> [Extracted text]
Many older individuals have an altered sense of time. A message that is communicated too early may lead to either forgetfulness or to repeated questions of “Is it time yet?” A message that is communicated too late may lead to distress and frustration. Older adults often need more preparation time than younger individuals need to get ready for an activity such as going to the bathroom or getting necessary items together. Communicating an exciting message late in the evening (whether it is good or bad news) may disturb older adults to the point that they are unable to sleep. Nurses need to be aware of these issues so that they can choose the proper time to communicate.
Touch
Touch is a form of communication. No words are required, and there is no need for high-level sensory or cognitive functioning. When all else fails, touch is left. Caring touch is a basic need of all humans, and many older adults suffer from touch deprivation. Many older people, particularly those who have lost their spouses and have little contact with children or other family, have no one to meet this need. Research shows that psychotic patients and older adults are touched the least by caregivers. Those who most need physical contact and the comfort provided by touch receive the least.

> [Exercises to complete]
#1 Answer these questions about the passage on communicating with older adults.
(a) What may a message communicated too late lead to?
(b) What may happen when an exciting message is communicated to older adults late in the evening?
(c) Which two groups does research show are touched the least by caregivers?
#2 Extend the passage on communicating with older adults, picking up right after its last sentence.

(Data excerpts)
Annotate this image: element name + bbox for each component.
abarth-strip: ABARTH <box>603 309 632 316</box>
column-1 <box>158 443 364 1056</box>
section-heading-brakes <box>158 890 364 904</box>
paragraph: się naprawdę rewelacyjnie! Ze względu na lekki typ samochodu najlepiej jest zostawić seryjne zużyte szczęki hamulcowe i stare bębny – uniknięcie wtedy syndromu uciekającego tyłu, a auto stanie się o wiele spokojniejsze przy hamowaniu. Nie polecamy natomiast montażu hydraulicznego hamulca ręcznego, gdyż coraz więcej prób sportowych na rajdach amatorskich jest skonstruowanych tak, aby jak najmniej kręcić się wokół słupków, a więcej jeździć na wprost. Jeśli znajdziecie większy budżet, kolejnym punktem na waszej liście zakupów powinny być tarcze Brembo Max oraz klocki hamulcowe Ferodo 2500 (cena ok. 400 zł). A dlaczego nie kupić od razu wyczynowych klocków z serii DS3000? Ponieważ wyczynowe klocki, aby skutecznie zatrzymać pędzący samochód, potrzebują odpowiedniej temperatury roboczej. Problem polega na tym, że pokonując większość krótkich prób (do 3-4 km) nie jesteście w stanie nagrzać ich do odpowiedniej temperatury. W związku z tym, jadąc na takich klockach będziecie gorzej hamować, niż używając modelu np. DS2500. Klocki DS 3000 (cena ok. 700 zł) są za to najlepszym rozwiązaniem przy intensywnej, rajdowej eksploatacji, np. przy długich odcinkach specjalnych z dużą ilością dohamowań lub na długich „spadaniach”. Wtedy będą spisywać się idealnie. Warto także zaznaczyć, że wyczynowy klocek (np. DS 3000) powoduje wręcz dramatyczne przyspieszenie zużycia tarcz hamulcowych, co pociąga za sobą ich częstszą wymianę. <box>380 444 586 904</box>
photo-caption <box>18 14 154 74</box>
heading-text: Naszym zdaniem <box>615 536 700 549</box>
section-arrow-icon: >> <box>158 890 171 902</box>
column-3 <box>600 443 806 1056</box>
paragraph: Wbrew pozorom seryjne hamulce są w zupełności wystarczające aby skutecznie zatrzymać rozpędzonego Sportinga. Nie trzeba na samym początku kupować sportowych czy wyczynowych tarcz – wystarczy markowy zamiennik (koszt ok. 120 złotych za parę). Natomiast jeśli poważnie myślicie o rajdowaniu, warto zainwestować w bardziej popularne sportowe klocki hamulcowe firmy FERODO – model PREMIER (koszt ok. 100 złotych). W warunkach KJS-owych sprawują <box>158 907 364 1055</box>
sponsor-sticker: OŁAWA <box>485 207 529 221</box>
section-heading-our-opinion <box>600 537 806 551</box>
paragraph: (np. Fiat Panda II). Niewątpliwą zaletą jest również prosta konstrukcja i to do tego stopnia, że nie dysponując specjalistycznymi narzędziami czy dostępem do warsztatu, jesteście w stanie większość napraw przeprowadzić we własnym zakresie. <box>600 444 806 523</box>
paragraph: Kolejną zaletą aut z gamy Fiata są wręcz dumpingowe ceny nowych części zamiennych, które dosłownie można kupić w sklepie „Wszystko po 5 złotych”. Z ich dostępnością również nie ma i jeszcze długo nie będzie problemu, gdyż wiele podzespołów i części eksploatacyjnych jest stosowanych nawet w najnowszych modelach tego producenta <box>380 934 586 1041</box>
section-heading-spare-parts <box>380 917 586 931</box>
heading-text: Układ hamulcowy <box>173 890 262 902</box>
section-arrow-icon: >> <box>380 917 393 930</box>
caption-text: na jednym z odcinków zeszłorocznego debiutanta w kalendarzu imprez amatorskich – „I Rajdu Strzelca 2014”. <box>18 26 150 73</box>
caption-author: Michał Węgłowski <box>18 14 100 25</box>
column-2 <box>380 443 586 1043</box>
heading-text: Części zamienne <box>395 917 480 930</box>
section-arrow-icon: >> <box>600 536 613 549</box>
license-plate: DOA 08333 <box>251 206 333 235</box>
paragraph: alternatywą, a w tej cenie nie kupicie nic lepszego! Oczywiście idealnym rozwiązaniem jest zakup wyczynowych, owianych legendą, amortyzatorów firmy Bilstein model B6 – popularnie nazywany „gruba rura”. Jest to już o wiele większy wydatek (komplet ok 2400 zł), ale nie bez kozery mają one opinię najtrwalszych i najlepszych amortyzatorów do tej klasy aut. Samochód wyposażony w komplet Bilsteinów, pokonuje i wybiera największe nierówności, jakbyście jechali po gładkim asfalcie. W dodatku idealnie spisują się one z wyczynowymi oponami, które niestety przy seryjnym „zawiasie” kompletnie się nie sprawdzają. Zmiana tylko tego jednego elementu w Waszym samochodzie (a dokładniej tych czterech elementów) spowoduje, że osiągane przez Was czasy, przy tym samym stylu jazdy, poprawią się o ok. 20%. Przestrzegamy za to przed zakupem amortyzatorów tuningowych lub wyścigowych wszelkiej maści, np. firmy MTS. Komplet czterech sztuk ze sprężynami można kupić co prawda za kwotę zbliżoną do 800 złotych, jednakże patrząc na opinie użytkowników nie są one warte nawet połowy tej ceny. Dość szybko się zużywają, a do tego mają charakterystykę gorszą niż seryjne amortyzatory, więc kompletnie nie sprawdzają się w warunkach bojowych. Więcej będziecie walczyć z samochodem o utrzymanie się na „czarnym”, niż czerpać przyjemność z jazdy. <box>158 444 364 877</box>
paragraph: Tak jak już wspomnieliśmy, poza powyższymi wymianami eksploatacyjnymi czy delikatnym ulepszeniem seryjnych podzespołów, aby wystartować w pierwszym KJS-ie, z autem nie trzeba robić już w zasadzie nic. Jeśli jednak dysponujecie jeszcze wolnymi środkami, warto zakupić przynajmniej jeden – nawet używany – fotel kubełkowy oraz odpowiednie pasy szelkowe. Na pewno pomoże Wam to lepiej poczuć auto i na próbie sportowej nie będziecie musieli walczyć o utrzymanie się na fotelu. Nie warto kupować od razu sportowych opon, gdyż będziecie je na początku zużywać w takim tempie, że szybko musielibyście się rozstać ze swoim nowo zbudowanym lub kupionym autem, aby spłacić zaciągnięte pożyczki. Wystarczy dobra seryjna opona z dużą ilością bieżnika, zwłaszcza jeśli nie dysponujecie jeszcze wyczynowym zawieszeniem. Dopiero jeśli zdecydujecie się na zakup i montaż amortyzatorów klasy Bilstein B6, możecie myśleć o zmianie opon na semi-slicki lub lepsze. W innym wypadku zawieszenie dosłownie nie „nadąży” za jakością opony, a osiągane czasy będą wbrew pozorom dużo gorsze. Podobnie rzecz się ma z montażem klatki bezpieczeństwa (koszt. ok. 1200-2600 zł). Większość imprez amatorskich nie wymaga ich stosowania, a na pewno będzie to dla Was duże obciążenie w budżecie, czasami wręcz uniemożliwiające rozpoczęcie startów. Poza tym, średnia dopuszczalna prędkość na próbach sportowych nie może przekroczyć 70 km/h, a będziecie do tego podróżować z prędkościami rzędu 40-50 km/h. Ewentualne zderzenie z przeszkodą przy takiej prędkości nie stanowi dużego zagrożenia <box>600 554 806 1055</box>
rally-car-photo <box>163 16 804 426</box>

> [Numbered answers]
#1
(a) Distress and frustration.
(b) It may disturb them to the point that they are unable to sleep.
(c) Psychotic patients and older adults.

#2
Use of touch as a method of communication is often difficult and uncomfortable, particularly for young or inexperienced nurses. Touching is a very personal form of communication. Affection, understanding, trust, hope, and concern can be communicated by a hand placed on a shoulder, a stroke of the forehead, or a frail hand held by another stronger one. Touch is a common method of expressing concern and caring. People who are emotionally close hold hands and touch and hug one another. High on the list of things lonely older people say they miss are hugs and touching. Empathetic use of touch is a much-needed skill when working with older adults. When words do not work, touch often does (Figure 5-2). If there is any doubt whether the patient wants to be touched, the nurse can ask or watch how the person responds to the touch. Touching should be done with caution when a person is experiencing pain so as not to cause further discomfort.